Pick out each line containing the string "link".

Stored data entries →
* Start *
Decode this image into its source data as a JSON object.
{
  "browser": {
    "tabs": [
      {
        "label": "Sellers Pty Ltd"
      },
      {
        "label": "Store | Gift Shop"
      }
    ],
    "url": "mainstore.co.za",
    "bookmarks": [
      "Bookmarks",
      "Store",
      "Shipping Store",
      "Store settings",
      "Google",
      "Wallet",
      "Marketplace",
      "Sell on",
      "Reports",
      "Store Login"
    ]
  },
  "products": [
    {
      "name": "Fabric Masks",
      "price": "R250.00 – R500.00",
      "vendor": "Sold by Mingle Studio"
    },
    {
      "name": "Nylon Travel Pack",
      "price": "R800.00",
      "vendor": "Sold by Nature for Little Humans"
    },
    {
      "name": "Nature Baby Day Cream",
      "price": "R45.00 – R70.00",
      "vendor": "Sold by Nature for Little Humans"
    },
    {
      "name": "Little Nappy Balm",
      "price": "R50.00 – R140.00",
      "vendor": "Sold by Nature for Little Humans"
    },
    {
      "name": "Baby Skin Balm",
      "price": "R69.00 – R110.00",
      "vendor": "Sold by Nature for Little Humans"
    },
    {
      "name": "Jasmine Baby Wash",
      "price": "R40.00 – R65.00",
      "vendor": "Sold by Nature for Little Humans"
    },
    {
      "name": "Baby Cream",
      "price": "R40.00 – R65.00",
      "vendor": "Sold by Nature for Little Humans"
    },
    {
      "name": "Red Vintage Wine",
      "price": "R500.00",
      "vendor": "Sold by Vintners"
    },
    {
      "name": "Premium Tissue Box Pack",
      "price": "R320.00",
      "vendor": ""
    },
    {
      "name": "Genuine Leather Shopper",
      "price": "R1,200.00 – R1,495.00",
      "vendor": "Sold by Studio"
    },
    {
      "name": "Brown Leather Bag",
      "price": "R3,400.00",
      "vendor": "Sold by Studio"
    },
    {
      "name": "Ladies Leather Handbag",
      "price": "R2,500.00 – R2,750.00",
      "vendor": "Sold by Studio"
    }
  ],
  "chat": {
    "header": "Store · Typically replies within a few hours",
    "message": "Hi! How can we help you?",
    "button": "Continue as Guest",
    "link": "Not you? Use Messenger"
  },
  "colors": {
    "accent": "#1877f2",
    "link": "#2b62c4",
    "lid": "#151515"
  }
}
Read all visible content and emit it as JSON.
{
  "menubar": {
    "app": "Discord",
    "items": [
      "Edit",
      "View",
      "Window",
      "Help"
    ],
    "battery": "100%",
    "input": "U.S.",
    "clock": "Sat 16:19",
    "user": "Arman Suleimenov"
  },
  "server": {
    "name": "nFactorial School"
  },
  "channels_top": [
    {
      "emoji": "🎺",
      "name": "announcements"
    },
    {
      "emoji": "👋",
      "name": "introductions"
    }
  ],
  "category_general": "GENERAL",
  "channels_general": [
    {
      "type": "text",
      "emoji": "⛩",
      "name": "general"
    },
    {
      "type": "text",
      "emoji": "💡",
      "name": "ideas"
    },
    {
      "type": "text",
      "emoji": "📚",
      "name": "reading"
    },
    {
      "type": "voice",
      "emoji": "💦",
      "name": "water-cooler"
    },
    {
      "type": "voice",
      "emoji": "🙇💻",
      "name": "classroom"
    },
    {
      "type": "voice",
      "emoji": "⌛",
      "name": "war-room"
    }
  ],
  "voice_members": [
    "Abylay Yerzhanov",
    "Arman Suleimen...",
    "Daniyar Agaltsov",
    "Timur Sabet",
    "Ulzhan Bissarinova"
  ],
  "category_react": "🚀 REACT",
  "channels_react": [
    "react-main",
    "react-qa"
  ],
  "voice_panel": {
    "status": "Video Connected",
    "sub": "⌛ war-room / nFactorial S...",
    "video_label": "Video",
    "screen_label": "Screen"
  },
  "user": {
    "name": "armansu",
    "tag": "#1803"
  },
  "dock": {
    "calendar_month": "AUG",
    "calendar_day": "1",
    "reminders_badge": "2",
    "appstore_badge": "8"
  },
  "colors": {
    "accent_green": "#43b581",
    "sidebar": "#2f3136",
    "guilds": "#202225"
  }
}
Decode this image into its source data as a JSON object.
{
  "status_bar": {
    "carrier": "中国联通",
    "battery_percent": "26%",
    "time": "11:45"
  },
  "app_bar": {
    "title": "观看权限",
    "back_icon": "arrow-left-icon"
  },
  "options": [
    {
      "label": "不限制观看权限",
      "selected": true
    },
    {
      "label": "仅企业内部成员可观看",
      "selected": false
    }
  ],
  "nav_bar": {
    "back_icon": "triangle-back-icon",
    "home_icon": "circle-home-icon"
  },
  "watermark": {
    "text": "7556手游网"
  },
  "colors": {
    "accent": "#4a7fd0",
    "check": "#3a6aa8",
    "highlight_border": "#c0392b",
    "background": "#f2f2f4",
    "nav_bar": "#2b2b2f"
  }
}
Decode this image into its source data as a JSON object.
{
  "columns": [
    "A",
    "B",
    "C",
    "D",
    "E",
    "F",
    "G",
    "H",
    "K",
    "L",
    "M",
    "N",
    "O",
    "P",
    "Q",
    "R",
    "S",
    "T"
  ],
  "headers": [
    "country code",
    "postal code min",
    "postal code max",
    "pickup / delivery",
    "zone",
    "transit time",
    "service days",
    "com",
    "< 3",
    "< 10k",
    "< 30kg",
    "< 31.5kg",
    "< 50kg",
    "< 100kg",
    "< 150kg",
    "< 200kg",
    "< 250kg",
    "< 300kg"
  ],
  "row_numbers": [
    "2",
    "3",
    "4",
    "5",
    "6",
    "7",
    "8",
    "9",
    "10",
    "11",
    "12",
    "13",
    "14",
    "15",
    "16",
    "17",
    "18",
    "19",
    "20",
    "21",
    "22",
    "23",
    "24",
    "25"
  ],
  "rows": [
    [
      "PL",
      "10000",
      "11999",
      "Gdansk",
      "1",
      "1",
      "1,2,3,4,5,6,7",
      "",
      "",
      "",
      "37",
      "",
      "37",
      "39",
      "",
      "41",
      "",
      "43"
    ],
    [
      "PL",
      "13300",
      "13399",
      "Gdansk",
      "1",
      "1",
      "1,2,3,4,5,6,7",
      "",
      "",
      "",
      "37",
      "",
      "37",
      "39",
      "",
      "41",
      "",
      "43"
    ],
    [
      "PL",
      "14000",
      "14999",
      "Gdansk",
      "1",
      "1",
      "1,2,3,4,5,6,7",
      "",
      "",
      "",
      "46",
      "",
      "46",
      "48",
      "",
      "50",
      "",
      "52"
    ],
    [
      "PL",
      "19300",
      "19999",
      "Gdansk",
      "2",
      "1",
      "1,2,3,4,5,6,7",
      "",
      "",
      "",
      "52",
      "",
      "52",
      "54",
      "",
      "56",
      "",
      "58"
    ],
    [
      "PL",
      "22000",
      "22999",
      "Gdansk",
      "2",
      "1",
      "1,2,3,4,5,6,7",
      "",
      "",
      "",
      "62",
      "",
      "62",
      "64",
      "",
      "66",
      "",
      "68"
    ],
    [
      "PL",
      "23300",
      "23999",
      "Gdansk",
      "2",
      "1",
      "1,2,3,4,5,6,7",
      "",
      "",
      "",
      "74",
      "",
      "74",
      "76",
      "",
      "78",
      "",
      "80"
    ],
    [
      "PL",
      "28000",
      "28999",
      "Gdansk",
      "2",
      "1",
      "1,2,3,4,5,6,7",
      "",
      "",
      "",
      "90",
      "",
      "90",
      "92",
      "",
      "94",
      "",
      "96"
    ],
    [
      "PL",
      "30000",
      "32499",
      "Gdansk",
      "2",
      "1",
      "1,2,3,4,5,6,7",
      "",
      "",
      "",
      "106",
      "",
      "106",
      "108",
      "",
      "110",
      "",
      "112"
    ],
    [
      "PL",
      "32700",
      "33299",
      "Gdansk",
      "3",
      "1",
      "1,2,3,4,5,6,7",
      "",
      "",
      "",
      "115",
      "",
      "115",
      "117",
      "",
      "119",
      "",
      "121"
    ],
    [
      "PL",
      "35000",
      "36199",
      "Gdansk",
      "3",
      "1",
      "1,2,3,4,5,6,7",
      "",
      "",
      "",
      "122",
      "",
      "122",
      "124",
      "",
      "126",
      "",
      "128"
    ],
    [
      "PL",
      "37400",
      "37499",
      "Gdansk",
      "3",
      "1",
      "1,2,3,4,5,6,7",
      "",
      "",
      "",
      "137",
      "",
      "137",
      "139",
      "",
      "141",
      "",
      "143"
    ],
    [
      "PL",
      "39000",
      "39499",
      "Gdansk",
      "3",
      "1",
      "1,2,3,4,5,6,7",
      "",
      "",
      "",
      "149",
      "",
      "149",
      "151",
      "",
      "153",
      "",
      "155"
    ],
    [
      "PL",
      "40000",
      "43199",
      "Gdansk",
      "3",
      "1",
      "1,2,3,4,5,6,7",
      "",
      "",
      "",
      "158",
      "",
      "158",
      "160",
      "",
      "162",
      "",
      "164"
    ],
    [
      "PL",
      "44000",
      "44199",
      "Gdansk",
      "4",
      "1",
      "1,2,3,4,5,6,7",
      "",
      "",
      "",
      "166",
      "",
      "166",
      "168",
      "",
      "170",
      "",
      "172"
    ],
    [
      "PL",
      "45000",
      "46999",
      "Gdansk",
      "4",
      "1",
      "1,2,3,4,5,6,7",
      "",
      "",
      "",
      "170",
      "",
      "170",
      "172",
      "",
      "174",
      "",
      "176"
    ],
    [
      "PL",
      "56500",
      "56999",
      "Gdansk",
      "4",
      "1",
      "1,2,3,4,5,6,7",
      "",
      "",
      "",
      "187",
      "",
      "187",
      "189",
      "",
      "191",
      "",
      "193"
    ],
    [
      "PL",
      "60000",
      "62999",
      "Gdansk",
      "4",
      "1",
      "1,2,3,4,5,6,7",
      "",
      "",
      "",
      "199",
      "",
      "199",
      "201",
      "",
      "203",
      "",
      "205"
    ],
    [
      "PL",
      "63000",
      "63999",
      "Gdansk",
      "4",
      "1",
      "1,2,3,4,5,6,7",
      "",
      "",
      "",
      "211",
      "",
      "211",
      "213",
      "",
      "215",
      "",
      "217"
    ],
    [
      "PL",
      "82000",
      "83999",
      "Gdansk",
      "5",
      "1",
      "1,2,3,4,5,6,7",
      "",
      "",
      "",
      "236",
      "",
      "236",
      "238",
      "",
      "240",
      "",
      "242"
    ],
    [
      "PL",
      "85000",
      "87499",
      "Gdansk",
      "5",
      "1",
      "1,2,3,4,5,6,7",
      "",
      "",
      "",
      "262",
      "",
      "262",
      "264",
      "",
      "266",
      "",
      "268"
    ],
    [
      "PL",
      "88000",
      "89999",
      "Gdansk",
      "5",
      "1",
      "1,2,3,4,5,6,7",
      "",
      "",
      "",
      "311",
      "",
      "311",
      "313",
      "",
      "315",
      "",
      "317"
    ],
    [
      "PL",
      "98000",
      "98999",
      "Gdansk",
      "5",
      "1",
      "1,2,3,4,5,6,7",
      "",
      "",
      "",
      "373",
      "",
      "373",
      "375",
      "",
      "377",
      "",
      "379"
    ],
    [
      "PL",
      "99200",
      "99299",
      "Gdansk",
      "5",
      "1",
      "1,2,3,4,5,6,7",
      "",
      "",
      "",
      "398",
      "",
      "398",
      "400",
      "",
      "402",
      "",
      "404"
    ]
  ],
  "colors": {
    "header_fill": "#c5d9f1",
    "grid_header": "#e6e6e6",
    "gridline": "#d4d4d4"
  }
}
* End *
OUTPUT FOR THIS TASK →
    "link": "Not you? Use Messenger"
    "link": "#2b62c4",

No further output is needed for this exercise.